Data for processing |

= = = = =

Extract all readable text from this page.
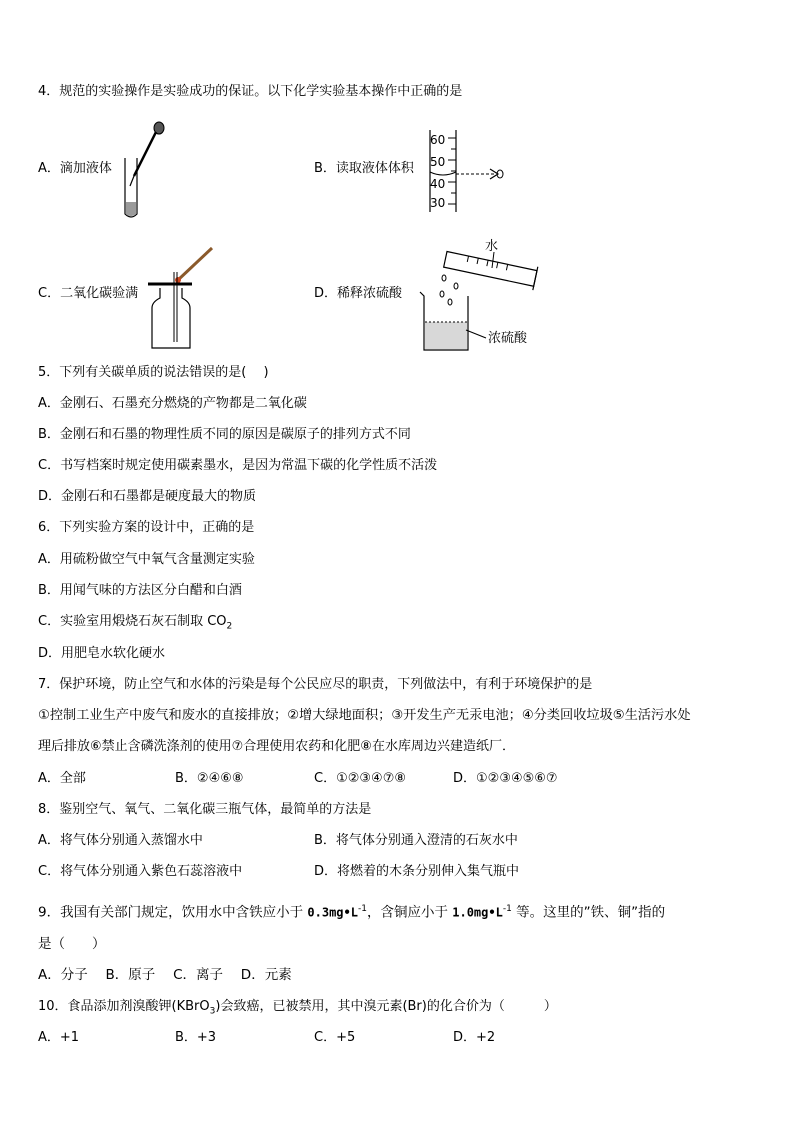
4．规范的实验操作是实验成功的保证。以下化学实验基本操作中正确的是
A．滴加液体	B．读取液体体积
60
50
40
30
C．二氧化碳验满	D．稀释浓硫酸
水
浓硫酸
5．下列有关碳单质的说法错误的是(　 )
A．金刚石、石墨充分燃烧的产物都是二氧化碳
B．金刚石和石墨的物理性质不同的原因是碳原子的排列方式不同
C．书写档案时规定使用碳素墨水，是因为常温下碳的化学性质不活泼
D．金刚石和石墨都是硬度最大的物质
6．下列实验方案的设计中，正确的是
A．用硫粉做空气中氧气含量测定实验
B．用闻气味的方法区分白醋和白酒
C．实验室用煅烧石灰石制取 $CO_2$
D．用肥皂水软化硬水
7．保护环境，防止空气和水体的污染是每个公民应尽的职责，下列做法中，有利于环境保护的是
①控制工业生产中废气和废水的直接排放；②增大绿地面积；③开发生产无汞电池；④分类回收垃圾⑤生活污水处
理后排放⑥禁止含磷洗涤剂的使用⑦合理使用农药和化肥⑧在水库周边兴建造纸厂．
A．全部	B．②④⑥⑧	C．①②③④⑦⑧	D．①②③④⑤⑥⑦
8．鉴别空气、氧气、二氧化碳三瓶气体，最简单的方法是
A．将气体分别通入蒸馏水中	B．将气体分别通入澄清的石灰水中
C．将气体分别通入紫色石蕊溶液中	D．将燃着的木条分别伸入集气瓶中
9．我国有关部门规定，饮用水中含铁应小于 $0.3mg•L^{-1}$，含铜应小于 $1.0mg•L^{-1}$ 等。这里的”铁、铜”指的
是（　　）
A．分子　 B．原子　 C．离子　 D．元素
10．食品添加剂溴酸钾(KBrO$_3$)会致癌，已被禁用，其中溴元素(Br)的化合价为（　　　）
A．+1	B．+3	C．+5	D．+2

= = = = =

Description of the task |
Output all of the data exactly as it stands, minus any images.

Written solution |
Extract all readable text from this page.
4．规范的实验操作是实验成功的保证。以下化学实验基本操作中正确的是
A．滴加液体	B．读取液体体积
60
50
40
30
C．二氧化碳验满	D．稀释浓硫酸
水
浓硫酸
5．下列有关碳单质的说法错误的是(　 )
A．金刚石、石墨充分燃烧的产物都是二氧化碳
B．金刚石和石墨的物理性质不同的原因是碳原子的排列方式不同
C．书写档案时规定使用碳素墨水，是因为常温下碳的化学性质不活泼
D．金刚石和石墨都是硬度最大的物质
6．下列实验方案的设计中，正确的是
A．用硫粉做空气中氧气含量测定实验
B．用闻气味的方法区分白醋和白酒
C．实验室用煅烧石灰石制取 $CO_2$
D．用肥皂水软化硬水
7．保护环境，防止空气和水体的污染是每个公民应尽的职责，下列做法中，有利于环境保护的是
①控制工业生产中废气和废水的直接排放；②增大绿地面积；③开发生产无汞电池；④分类回收垃圾⑤生活污水处
理后排放⑥禁止含磷洗涤剂的使用⑦合理使用农药和化肥⑧在水库周边兴建造纸厂．
A．全部	B．②④⑥⑧	C．①②③④⑦⑧	D．①②③④⑤⑥⑦
8．鉴别空气、氧气、二氧化碳三瓶气体，最简单的方法是
A．将气体分别通入蒸馏水中	B．将气体分别通入澄清的石灰水中
C．将气体分别通入紫色石蕊溶液中	D．将燃着的木条分别伸入集气瓶中
9．我国有关部门规定，饮用水中含铁应小于 $0.3mg•L^{-1}$，含铜应小于 $1.0mg•L^{-1}$ 等。这里的”铁、铜”指的
是（　　）
A．分子　 B．原子　 C．离子　 D．元素
10．食品添加剂溴酸钾(KBrO$_3$)会致癌，已被禁用，其中溴元素(Br)的化合价为（　　　）
A．+1	B．+3	C．+5	D．+2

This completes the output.